Lines of data:
+-------+

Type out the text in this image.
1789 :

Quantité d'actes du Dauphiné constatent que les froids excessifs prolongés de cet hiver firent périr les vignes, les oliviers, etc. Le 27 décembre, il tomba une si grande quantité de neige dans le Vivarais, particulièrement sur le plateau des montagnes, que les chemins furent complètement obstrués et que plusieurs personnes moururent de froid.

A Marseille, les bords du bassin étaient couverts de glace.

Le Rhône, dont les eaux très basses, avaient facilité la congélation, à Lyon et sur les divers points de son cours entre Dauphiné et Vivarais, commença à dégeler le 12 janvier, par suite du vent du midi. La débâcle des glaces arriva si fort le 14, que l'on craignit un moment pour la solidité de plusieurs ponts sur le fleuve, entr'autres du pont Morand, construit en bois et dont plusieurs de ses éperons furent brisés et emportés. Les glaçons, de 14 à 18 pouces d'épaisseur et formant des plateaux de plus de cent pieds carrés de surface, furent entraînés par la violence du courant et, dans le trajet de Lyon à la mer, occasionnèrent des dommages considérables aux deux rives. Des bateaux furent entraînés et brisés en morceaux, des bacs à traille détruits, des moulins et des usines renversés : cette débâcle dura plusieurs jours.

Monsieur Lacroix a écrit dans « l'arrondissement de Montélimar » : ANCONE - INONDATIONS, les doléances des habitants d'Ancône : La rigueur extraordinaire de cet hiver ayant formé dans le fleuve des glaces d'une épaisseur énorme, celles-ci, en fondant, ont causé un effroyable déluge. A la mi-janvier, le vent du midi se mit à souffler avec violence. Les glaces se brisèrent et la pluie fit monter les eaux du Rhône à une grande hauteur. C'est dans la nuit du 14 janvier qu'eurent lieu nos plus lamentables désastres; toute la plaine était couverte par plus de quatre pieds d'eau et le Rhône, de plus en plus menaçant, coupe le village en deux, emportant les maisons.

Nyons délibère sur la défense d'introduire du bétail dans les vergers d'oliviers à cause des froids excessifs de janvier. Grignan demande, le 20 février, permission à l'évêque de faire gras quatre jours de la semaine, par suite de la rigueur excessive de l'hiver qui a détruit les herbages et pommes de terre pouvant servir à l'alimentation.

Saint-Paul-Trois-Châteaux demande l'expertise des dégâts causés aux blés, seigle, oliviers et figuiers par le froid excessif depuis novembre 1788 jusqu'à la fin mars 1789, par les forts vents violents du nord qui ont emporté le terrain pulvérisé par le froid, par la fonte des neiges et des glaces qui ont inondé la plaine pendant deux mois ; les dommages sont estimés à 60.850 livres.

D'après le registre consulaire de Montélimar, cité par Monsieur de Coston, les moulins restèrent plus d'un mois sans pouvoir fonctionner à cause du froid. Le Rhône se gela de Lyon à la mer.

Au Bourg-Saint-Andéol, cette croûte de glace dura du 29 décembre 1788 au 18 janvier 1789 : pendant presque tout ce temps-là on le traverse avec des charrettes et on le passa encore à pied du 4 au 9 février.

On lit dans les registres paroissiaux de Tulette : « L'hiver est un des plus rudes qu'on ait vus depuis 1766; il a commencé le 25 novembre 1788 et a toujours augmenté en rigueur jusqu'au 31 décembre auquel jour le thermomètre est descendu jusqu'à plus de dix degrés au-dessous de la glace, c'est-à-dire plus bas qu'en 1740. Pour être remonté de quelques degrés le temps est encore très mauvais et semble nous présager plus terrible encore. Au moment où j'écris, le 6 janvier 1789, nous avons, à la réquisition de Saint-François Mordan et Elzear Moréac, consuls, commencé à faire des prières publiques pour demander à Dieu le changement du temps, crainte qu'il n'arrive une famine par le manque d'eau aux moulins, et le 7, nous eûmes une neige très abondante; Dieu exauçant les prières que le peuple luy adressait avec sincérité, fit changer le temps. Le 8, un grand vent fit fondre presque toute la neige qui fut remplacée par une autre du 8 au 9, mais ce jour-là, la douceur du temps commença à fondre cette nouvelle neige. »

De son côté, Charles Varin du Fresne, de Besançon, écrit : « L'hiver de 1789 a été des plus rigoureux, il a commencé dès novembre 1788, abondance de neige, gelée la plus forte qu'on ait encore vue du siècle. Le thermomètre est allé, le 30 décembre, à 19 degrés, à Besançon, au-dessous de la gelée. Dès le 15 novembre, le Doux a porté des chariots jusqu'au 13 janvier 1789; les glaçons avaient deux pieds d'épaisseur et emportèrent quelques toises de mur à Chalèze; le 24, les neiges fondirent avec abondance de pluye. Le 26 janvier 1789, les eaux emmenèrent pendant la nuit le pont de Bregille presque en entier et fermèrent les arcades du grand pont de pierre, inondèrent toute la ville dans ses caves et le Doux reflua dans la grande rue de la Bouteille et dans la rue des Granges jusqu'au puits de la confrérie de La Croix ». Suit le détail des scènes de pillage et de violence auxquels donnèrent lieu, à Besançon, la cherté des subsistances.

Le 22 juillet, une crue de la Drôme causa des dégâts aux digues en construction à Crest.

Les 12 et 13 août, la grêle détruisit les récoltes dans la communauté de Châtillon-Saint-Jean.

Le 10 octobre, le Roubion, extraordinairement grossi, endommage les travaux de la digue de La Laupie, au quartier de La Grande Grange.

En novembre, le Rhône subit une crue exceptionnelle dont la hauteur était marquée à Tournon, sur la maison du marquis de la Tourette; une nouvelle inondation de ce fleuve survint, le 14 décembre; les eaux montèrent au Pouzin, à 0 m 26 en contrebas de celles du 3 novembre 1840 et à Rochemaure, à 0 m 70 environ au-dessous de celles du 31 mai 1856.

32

+-------+

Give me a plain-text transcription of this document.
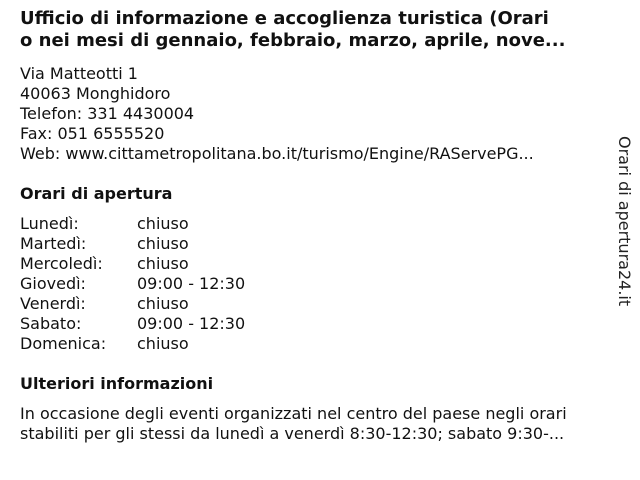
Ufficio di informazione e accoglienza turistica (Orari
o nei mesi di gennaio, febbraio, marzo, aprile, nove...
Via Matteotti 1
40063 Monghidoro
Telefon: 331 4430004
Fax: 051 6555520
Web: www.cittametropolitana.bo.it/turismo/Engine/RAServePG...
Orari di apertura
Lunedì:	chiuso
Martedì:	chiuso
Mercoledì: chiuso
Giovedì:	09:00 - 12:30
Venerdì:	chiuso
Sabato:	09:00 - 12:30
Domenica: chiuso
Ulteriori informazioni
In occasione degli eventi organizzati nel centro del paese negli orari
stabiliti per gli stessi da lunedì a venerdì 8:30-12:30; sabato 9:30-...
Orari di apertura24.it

+-------+

- _GIVEN REQUEST_
From the entries above, select each line containing the string "cause".

- _REPLY TO THE EXERCISE_
Nyons délibère sur la défense d'introduire du bétail dans les vergers d'oliviers à cause des froids excessifs de janvier. Grignan demande, le 20 février, permission à l'évêque de faire gras quatre jours de la semaine, par suite de la rigueur excessive de l'hiver qui a détruit les herbages et pommes de terre pouvant servir à l'alimentation.
D'après le registre consulaire de Montélimar, cité par Monsieur de Coston, les moulins restèrent plus d'un mois sans pouvoir fonctionner à cause du froid. Le Rhône se gela de Lyon à la mer.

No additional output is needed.